§ **Instructions for the task**
Pick out all lines with the word "shortcut" from the records that follow.

§ **Extracted records**
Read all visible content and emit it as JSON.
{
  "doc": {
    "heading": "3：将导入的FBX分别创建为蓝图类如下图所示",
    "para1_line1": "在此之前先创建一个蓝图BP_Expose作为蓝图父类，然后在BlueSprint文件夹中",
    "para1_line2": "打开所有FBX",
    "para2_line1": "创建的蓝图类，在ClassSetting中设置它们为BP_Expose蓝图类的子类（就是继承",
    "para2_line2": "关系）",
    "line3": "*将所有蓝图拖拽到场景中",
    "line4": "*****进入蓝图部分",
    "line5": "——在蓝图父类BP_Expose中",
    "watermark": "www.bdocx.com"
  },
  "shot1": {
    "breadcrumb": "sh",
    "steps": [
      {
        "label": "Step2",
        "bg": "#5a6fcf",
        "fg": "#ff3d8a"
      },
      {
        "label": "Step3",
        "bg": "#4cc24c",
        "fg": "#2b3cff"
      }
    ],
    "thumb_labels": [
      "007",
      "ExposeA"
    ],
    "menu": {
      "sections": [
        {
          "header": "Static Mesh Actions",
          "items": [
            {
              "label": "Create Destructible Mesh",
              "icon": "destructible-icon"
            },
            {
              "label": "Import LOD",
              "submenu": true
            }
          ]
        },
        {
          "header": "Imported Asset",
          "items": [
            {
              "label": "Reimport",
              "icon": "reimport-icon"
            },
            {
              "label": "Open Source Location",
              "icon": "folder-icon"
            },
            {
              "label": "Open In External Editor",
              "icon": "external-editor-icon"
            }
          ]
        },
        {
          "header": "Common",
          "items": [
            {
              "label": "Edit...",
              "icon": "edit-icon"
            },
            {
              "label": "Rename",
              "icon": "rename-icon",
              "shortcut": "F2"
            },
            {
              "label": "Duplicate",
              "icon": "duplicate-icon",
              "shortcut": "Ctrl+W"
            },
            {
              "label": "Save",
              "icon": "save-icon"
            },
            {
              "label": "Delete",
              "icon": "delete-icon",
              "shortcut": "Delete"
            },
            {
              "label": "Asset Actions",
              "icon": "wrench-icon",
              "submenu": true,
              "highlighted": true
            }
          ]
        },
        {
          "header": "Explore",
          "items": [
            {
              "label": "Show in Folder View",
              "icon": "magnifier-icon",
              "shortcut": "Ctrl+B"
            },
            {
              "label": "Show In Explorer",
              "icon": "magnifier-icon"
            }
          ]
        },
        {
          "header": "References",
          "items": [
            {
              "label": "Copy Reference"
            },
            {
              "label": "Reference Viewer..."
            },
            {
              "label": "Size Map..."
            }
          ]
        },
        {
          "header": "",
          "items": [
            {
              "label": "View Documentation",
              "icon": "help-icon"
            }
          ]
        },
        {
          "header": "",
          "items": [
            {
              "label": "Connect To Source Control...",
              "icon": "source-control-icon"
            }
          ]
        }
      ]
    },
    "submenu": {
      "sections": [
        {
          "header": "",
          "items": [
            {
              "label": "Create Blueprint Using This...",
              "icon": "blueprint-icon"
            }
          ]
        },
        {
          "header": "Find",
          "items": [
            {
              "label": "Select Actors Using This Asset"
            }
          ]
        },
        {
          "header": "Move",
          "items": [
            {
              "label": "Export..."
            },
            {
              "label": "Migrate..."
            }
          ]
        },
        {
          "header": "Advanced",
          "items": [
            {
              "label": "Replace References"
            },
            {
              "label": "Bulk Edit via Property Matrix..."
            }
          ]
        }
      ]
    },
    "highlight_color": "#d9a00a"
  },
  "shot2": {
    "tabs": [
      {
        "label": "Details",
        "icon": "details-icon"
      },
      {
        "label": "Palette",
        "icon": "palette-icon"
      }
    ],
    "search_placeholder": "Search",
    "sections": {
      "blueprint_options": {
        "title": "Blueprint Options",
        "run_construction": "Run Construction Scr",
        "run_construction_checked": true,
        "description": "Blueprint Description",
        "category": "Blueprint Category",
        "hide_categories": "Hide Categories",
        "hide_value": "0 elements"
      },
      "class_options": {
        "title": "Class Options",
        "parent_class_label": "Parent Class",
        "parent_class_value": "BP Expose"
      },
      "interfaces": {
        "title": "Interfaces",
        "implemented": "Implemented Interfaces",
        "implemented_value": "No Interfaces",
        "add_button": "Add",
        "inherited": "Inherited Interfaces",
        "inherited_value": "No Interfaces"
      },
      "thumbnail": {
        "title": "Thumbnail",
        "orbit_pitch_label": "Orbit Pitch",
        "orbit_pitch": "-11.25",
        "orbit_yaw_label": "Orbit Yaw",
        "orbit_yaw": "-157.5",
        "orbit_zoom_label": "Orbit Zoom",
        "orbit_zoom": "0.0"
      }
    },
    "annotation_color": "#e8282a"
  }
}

§ **Problem solution**
              "shortcut": "F2"
              "shortcut": "Ctrl+W"
              "shortcut": "Delete"
              "shortcut": "Ctrl+B"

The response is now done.